• **EXERCISE TASK**:
Retype the lines of the entries below, from the first line through the line containing "candle-body [68,445,73,457]", both ends included, without changing anything.

• **PROVIDED DATA**:
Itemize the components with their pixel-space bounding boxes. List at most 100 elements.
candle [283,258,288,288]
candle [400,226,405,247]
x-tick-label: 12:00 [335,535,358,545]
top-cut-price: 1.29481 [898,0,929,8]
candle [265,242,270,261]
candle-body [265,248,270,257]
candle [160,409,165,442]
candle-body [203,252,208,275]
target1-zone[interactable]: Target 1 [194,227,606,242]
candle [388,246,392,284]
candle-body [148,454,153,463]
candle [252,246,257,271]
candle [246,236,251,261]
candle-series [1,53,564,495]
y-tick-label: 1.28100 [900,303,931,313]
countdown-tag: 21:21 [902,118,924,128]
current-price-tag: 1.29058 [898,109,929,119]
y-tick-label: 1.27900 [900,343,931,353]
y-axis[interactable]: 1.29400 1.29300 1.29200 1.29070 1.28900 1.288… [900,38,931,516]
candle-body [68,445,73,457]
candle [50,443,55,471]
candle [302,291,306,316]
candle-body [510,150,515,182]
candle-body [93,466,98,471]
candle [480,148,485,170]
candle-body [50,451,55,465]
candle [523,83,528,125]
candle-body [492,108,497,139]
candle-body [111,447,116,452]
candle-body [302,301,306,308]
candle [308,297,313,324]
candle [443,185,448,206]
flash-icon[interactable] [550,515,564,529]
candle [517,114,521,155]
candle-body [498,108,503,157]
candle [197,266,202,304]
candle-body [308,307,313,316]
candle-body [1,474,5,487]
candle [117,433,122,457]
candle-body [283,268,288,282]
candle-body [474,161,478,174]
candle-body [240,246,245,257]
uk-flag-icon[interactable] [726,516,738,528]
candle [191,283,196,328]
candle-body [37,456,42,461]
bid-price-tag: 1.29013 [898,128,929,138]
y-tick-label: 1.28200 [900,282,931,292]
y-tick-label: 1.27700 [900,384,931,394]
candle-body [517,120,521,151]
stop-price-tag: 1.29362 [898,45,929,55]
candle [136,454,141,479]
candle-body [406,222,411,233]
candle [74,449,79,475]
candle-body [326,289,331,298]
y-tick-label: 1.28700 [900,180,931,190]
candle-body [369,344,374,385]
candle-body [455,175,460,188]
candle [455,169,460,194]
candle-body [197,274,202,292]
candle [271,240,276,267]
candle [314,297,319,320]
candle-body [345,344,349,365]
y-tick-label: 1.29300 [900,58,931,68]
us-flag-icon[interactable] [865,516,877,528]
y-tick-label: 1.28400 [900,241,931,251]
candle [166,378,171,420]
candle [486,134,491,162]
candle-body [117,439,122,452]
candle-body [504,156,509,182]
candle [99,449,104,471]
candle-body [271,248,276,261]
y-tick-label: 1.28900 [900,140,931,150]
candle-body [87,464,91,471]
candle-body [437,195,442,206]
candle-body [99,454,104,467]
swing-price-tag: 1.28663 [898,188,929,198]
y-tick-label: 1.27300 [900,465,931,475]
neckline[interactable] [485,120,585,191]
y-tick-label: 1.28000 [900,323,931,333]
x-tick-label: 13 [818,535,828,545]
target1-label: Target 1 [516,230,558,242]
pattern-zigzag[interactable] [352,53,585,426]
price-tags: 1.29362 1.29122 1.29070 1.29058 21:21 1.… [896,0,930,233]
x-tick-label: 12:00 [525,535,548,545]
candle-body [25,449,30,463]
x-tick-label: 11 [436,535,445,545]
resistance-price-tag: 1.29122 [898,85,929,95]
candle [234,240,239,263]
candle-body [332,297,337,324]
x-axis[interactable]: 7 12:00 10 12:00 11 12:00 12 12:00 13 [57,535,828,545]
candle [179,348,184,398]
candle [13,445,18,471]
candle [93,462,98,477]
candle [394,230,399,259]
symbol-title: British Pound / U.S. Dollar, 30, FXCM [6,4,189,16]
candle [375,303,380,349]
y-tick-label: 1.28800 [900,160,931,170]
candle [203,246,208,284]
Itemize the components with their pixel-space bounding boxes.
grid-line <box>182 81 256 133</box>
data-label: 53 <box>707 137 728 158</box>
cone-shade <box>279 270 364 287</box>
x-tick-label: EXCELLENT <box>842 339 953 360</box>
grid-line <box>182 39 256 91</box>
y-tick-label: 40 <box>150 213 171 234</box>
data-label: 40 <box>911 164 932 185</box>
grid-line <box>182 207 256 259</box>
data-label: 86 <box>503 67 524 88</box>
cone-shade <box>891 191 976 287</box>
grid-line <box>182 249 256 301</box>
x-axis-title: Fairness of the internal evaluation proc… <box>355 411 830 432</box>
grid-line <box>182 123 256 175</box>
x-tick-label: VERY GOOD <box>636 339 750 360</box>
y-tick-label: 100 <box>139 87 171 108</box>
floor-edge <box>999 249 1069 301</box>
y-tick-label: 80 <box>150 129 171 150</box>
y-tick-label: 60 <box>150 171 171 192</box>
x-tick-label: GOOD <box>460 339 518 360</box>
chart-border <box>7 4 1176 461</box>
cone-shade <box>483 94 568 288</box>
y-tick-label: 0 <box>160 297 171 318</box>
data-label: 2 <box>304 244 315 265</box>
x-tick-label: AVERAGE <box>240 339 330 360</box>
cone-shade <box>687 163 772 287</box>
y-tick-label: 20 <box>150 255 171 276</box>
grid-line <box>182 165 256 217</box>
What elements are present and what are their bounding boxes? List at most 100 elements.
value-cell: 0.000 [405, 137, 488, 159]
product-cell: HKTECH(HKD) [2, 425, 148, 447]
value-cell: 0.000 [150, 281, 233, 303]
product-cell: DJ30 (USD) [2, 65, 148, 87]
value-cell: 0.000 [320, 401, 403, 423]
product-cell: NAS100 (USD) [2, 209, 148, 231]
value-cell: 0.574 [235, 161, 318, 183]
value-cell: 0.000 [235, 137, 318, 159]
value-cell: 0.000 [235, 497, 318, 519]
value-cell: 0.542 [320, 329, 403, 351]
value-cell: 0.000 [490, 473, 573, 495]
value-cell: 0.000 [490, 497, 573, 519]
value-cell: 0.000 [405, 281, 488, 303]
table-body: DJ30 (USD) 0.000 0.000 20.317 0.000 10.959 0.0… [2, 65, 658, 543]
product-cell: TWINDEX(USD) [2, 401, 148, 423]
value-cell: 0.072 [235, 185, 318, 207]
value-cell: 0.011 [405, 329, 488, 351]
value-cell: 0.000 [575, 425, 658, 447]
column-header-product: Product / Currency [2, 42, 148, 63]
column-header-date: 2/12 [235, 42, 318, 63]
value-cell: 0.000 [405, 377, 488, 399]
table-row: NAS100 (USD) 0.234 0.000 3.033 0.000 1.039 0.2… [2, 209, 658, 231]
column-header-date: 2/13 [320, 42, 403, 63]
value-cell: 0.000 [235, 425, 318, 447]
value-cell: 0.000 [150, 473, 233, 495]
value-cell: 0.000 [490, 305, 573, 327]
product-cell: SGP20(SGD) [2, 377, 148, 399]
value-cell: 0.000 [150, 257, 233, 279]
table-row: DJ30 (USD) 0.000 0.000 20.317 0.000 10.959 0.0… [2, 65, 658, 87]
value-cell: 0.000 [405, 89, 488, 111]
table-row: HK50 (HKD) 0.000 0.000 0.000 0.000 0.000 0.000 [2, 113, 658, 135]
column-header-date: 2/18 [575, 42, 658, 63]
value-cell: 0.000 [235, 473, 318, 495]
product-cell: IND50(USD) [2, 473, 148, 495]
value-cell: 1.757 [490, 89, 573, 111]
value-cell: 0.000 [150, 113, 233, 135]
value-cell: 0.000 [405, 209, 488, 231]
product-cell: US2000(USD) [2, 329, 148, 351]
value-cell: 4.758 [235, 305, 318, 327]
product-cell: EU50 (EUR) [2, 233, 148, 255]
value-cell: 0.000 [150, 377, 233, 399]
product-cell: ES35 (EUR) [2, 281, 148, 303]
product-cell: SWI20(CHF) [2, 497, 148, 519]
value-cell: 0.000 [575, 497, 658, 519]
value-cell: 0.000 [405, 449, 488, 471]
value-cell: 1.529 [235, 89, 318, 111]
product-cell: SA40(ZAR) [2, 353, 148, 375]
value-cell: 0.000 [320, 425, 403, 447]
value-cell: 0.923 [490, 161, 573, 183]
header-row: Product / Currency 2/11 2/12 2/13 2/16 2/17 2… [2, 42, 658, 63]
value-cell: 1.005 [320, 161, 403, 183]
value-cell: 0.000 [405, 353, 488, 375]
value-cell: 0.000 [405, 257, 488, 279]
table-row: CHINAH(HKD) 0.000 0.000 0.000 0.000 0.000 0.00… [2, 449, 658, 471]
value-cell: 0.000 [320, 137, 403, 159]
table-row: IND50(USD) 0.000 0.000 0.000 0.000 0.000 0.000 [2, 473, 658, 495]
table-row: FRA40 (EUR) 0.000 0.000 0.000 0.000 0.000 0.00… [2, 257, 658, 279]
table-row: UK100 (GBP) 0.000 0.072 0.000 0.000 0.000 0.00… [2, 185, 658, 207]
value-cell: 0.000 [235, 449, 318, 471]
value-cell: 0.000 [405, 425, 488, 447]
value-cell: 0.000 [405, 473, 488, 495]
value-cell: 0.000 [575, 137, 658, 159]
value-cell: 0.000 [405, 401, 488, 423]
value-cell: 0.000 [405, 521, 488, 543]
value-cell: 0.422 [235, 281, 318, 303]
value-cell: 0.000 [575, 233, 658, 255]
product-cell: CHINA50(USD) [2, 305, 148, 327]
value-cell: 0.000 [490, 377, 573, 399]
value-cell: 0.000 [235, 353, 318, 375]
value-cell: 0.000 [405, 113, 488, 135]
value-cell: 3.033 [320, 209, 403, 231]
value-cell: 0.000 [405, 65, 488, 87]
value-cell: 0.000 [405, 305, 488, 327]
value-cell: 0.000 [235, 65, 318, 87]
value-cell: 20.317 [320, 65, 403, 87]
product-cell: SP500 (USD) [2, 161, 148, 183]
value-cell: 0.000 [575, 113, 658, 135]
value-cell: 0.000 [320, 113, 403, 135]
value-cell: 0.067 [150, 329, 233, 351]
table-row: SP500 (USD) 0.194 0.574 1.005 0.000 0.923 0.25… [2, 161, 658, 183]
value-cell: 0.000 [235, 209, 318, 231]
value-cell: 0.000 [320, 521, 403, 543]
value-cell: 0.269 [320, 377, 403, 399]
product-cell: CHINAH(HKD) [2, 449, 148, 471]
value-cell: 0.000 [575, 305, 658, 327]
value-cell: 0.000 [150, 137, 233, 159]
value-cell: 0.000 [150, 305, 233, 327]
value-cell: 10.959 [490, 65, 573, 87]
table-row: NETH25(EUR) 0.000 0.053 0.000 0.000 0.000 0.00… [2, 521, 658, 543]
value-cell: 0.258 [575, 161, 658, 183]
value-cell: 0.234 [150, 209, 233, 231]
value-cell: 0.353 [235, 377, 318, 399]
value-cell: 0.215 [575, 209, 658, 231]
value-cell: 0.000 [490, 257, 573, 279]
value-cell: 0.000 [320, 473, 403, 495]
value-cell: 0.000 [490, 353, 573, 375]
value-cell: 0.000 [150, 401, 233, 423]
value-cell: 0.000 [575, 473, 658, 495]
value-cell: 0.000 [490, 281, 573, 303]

• **THE REPLY**:
Itemize the components with their pixel-space bounding boxes. List at most 100 elements.
candle [283,258,288,288]
candle [400,226,405,247]
x-tick-label: 12:00 [335,535,358,545]
top-cut-price: 1.29481 [898,0,929,8]
candle [265,242,270,261]
candle-body [265,248,270,257]
candle [160,409,165,442]
candle-body [203,252,208,275]
target1-zone[interactable]: Target 1 [194,227,606,242]
candle [388,246,392,284]
candle-body [148,454,153,463]
candle [252,246,257,271]
candle [246,236,251,261]
candle-series [1,53,564,495]
y-tick-label: 1.28100 [900,303,931,313]
countdown-tag: 21:21 [902,118,924,128]
current-price-tag: 1.29058 [898,109,929,119]
y-tick-label: 1.27900 [900,343,931,353]
y-axis[interactable]: 1.29400 1.29300 1.29200 1.29070 1.28900 1.288… [900,38,931,516]
candle-body [68,445,73,457]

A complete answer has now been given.